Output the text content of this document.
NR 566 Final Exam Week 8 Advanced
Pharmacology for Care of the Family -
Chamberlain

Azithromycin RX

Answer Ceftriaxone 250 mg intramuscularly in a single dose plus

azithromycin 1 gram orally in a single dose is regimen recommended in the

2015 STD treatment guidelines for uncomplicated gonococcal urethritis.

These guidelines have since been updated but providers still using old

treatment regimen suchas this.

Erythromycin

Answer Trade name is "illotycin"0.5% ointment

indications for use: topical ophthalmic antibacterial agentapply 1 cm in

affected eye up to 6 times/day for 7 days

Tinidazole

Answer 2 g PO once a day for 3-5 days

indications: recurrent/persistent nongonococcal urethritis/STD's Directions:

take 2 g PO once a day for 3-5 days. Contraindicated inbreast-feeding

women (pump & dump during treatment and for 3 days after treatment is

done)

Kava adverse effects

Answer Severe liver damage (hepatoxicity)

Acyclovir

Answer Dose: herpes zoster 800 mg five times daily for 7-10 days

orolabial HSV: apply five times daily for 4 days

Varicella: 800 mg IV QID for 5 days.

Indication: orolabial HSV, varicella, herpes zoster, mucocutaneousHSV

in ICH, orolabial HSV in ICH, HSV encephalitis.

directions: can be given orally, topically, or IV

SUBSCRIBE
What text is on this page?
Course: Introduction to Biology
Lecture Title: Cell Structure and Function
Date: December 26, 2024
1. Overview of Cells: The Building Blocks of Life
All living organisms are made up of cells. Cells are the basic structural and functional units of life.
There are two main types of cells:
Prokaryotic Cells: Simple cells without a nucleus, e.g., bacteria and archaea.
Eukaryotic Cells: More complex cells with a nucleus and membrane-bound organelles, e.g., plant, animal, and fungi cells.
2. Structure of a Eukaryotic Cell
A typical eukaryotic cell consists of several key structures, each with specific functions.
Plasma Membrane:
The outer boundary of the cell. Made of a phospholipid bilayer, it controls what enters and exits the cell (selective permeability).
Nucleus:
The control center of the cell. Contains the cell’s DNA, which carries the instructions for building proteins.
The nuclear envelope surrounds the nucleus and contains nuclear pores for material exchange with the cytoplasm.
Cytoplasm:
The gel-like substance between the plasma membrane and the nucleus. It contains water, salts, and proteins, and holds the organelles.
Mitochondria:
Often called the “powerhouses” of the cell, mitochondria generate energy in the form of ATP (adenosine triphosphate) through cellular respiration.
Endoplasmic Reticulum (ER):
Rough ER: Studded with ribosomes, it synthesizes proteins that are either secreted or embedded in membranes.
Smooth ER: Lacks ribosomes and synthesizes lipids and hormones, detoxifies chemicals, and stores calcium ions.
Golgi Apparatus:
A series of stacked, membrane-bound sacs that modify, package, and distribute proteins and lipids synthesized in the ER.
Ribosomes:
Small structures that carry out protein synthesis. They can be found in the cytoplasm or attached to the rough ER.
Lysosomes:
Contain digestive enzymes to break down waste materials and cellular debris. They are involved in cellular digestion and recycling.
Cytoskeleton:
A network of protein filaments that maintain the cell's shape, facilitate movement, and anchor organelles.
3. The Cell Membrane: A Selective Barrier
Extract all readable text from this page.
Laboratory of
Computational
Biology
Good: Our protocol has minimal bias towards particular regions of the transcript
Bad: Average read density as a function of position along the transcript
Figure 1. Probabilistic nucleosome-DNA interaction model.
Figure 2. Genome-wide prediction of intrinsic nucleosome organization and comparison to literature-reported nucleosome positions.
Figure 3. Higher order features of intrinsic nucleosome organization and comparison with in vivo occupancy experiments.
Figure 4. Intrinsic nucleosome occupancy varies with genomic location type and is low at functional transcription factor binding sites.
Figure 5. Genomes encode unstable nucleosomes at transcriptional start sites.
┄┄┄┄┄┄┄┄┄┄
▸ **WHAT YOU HAVE TO DO**
Output each line of the records above exactly.

▸ **THE COMPLETED TASK**
Output the text content of this document.
NR 566 Final Exam Week 8 Advanced
Pharmacology for Care of the Family -
Chamberlain

Azithromycin RX

Answer Ceftriaxone 250 mg intramuscularly in a single dose plus

azithromycin 1 gram orally in a single dose is regimen recommended in the

2015 STD treatment guidelines for uncomplicated gonococcal urethritis.

These guidelines have since been updated but providers still using old

treatment regimen suchas this.

Erythromycin

Answer Trade name is "illotycin"0.5% ointment

indications for use: topical ophthalmic antibacterial agentapply 1 cm in

affected eye up to 6 times/day for 7 days

Tinidazole

Answer 2 g PO once a day for 3-5 days

indications: recurrent/persistent nongonococcal urethritis/STD's Directions:

take 2 g PO once a day for 3-5 days. Contraindicated inbreast-feeding

women (pump & dump during treatment and for 3 days after treatment is

done)

Kava adverse effects

Answer Severe liver damage (hepatoxicity)

Acyclovir

Answer Dose: herpes zoster 800 mg five times daily for 7-10 days

orolabial HSV: apply five times daily for 4 days

Varicella: 800 mg IV QID for 5 days.

Indication: orolabial HSV, varicella, herpes zoster, mucocutaneousHSV

in ICH, orolabial HSV in ICH, HSV encephalitis.

directions: can be given orally, topically, or IV

SUBSCRIBE
What text is on this page?
Course: Introduction to Biology
Lecture Title: Cell Structure and Function
Date: December 26, 2024
1. Overview of Cells: The Building Blocks of Life
All living organisms are made up of cells. Cells are the basic structural and functional units of life.
There are two main types of cells:
Prokaryotic Cells: Simple cells without a nucleus, e.g., bacteria and archaea.
Eukaryotic Cells: More complex cells with a nucleus and membrane-bound organelles, e.g., plant, animal, and fungi cells.
2. Structure of a Eukaryotic Cell
A typical eukaryotic cell consists of several key structures, each with specific functions.
Plasma Membrane:
The outer boundary of the cell. Made of a phospholipid bilayer, it controls what enters and exits the cell (selective permeability).
Nucleus:
The control center of the cell. Contains the cell’s DNA, which carries the instructions for building proteins.
The nuclear envelope surrounds the nucleus and contains nuclear pores for material exchange with the cytoplasm.
Cytoplasm:
The gel-like substance between the plasma membrane and the nucleus. It contains water, salts, and proteins, and holds the organelles.
Mitochondria:
Often called the “powerhouses” of the cell, mitochondria generate energy in the form of ATP (adenosine triphosphate) through cellular respiration.
Endoplasmic Reticulum (ER):
Rough ER: Studded with ribosomes, it synthesizes proteins that are either secreted or embedded in membranes.
Smooth ER: Lacks ribosomes and synthesizes lipids and hormones, detoxifies chemicals, and stores calcium ions.
Golgi Apparatus:
A series of stacked, membrane-bound sacs that modify, package, and distribute proteins and lipids synthesized in the ER.
Ribosomes:
Small structures that carry out protein synthesis. They can be found in the cytoplasm or attached to the rough ER.
Lysosomes:
Contain digestive enzymes to break down waste materials and cellular debris. They are involved in cellular digestion and recycling.
Cytoskeleton:
A network of protein filaments that maintain the cell's shape, facilitate movement, and anchor organelles.
3. The Cell Membrane: A Selective Barrier
Extract all readable text from this page.
Laboratory of
Computational
Biology
Good: Our protocol has minimal bias towards particular regions of the transcript
Bad: Average read density as a function of position along the transcript
Figure 1. Probabilistic nucleosome-DNA interaction model.
Figure 2. Genome-wide prediction of intrinsic nucleosome organization and comparison to literature-reported nucleosome positions.
Figure 3. Higher order features of intrinsic nucleosome organization and comparison with in vivo occupancy experiments.
Figure 4. Intrinsic nucleosome occupancy varies with genomic location type and is low at functional transcription factor binding sites.
Figure 5. Genomes encode unstable nucleosomes at transcriptional start sites.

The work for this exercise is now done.